►
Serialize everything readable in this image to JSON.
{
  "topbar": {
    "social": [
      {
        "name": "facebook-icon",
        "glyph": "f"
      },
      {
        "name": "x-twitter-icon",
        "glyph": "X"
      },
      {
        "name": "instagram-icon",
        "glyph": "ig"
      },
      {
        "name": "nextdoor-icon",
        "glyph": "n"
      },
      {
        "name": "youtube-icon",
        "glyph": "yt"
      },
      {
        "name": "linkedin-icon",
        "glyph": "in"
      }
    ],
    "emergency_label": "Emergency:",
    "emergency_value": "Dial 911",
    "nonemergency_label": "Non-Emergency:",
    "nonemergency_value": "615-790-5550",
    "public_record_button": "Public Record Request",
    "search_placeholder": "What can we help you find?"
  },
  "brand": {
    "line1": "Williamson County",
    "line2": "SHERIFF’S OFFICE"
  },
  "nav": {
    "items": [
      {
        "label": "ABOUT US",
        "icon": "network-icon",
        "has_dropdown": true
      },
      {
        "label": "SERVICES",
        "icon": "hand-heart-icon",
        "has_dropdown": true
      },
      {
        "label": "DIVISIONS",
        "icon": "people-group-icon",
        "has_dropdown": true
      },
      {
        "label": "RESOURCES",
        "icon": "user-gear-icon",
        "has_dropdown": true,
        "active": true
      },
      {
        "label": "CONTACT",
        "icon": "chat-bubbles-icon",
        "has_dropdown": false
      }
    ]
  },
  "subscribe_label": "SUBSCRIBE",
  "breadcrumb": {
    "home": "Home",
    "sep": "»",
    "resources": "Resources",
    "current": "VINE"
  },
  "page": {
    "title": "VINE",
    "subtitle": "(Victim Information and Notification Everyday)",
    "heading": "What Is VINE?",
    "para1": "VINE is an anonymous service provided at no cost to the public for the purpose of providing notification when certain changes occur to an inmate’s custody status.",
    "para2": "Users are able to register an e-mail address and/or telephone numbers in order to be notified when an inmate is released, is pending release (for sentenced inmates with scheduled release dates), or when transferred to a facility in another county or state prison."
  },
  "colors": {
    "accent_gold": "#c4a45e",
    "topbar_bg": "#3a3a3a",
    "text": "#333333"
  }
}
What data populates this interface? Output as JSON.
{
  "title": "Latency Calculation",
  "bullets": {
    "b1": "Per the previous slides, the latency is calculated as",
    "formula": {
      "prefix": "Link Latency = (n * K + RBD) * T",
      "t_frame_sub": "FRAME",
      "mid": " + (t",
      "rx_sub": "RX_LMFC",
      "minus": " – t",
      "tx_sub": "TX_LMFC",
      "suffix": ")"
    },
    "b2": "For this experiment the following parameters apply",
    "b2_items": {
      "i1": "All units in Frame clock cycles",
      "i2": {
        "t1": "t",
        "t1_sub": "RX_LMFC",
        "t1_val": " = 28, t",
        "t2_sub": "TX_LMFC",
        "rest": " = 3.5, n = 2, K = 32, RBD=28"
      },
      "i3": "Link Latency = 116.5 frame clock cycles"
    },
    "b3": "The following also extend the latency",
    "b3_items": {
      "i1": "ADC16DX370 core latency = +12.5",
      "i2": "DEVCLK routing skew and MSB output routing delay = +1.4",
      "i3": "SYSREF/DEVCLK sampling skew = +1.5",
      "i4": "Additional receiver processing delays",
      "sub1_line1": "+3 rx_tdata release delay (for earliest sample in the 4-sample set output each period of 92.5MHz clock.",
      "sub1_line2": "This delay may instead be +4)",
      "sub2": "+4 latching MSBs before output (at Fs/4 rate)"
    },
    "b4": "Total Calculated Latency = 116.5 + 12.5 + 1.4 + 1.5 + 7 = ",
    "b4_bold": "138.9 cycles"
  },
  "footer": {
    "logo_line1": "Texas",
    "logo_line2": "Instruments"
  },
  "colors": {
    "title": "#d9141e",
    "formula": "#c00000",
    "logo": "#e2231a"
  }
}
◄
--- Description of the task ---
Using the records above, list each line that includes "name".

--- Correct response ---
        "name": "facebook-icon",
        "name": "x-twitter-icon",
        "name": "instagram-icon",
        "name": "nextdoor-icon",
        "name": "youtube-icon",
        "name": "linkedin-icon",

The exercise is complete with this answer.